EXTRACTED MATERIAL:
# # #
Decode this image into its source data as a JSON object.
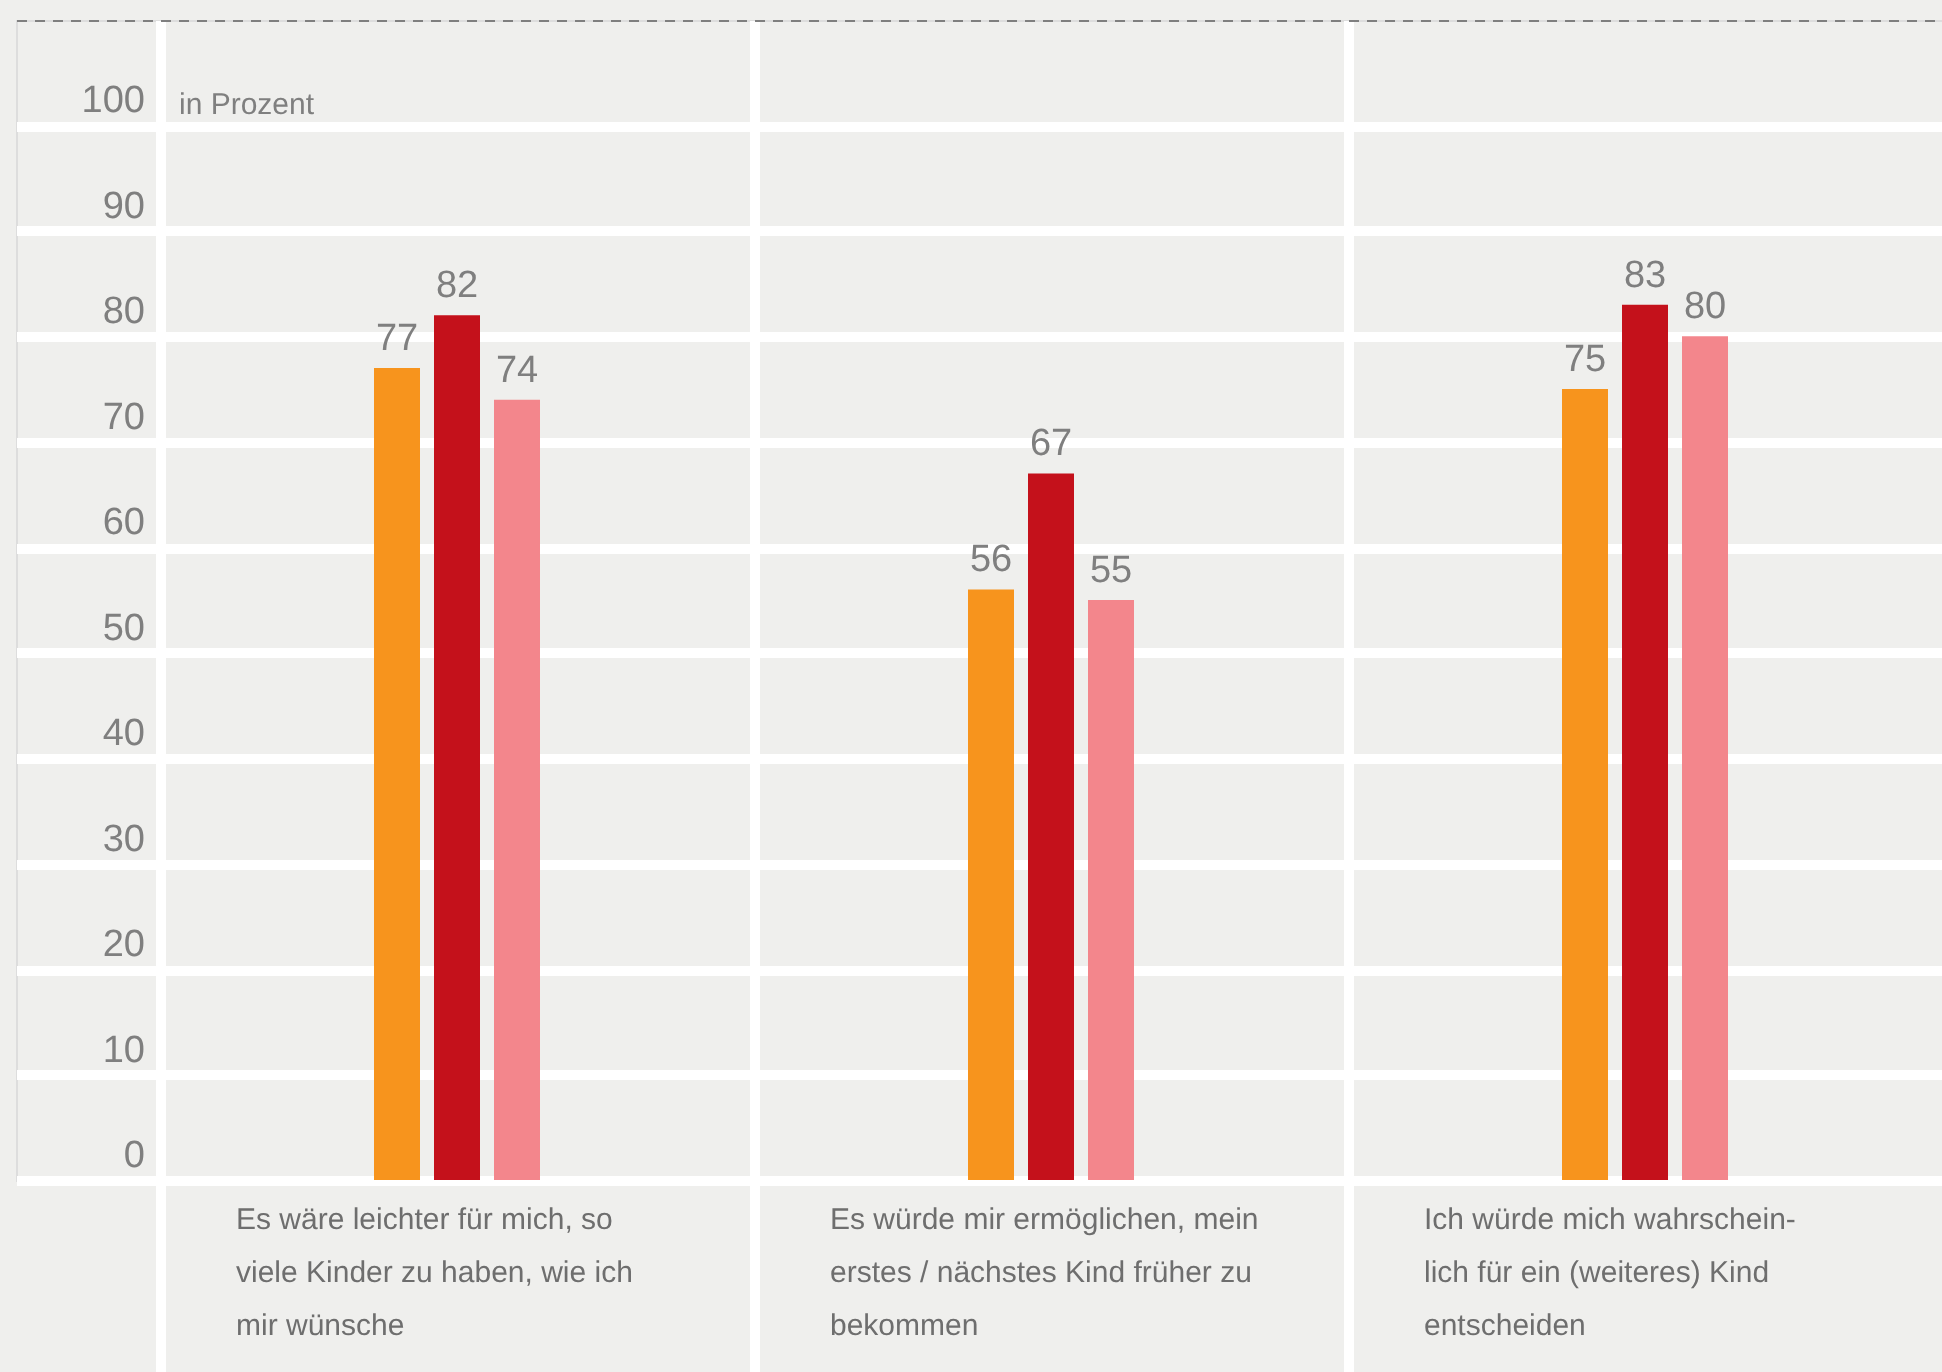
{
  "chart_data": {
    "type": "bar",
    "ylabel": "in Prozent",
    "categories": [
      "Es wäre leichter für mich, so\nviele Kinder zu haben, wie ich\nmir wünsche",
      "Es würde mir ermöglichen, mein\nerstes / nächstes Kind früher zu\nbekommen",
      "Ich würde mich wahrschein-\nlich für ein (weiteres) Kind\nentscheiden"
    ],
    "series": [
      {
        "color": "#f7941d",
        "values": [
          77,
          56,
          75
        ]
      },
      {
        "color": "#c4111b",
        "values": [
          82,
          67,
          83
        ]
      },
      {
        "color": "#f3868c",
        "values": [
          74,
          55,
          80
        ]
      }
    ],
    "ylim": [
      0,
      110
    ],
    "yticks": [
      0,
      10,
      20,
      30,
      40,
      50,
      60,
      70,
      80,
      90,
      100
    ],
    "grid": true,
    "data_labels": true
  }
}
# # #
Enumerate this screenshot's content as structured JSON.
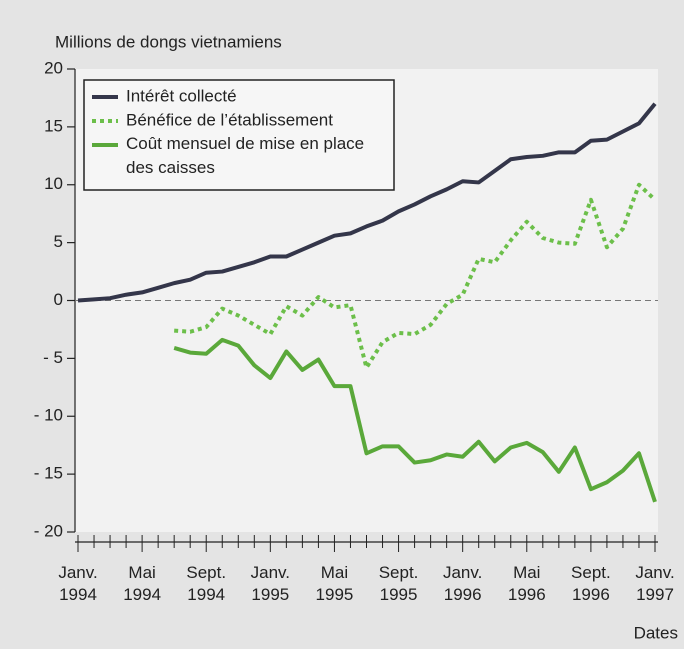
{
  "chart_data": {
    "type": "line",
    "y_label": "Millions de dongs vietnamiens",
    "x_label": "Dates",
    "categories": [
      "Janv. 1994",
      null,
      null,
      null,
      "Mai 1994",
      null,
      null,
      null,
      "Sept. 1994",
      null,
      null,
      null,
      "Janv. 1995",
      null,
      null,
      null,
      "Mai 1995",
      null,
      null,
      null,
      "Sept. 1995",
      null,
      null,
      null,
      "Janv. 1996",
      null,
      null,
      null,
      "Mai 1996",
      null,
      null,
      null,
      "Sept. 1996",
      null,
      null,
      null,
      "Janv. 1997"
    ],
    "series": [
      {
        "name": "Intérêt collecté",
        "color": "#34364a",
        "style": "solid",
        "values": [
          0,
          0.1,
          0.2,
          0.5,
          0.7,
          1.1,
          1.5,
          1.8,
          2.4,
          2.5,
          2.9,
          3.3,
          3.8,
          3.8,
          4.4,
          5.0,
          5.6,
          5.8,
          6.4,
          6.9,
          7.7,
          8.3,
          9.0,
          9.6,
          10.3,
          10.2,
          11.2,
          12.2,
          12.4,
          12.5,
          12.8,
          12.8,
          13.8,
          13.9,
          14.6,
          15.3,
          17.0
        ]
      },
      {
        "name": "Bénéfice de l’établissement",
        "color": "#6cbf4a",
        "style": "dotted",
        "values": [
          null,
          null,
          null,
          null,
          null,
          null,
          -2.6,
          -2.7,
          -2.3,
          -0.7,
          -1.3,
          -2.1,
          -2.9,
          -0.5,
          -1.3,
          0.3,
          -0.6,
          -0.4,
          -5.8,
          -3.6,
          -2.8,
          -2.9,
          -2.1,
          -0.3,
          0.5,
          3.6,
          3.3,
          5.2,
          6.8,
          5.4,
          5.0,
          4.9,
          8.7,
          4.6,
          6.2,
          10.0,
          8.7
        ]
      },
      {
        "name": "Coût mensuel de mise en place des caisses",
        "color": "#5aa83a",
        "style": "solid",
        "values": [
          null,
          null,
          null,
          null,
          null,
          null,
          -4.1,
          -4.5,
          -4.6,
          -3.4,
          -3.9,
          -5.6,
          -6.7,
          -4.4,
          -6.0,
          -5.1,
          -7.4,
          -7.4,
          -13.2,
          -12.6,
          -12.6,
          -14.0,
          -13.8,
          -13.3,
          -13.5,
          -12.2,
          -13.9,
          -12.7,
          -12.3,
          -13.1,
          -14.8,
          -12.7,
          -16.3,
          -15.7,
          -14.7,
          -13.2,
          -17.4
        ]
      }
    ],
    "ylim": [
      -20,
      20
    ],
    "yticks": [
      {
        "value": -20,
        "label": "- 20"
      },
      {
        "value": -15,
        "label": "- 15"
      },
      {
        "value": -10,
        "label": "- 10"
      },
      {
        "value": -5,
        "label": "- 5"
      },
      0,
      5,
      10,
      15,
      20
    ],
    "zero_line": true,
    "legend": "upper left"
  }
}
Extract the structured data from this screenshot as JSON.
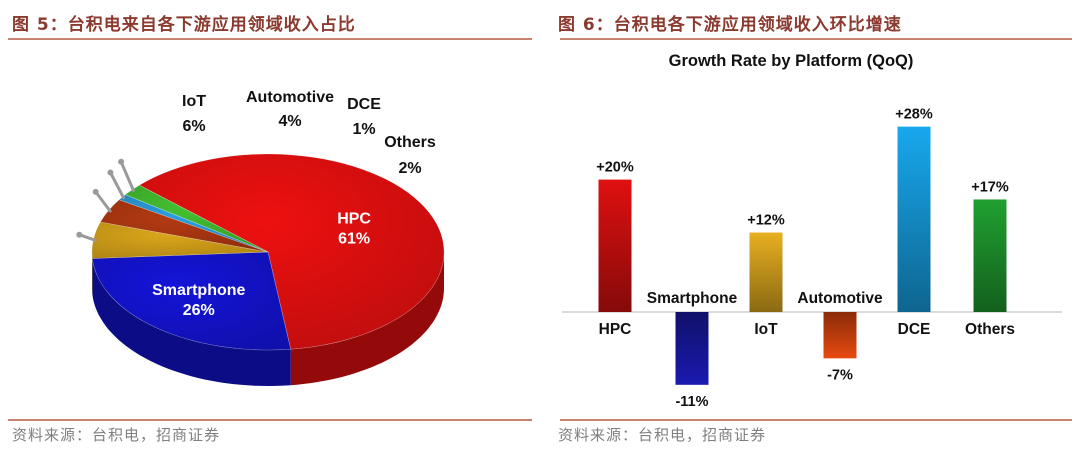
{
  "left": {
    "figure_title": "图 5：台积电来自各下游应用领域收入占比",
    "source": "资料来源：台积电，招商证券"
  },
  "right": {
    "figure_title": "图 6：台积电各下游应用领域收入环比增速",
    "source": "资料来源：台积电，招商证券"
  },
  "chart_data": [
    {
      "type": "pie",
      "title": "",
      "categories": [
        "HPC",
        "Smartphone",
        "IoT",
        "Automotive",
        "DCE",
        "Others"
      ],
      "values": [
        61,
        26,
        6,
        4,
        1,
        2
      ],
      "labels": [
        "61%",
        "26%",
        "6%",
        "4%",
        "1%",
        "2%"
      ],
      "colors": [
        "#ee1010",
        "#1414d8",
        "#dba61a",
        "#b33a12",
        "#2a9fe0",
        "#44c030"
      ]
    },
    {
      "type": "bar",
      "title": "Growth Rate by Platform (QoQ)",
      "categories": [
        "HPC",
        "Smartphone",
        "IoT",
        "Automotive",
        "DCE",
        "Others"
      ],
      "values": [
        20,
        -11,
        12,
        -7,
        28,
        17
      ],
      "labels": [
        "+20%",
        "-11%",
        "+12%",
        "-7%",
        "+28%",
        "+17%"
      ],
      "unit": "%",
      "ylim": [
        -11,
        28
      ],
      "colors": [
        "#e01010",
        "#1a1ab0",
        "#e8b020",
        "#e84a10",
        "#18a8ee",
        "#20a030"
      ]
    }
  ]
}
# # #
WHAT IS NEEDED:
From the entries above, copy every line where the word "Janv" shows up.

RESPONSE:
      "Janv. 1994",
      "Janv. 1995",
      "Janv. 1996",
      "Janv. 1997"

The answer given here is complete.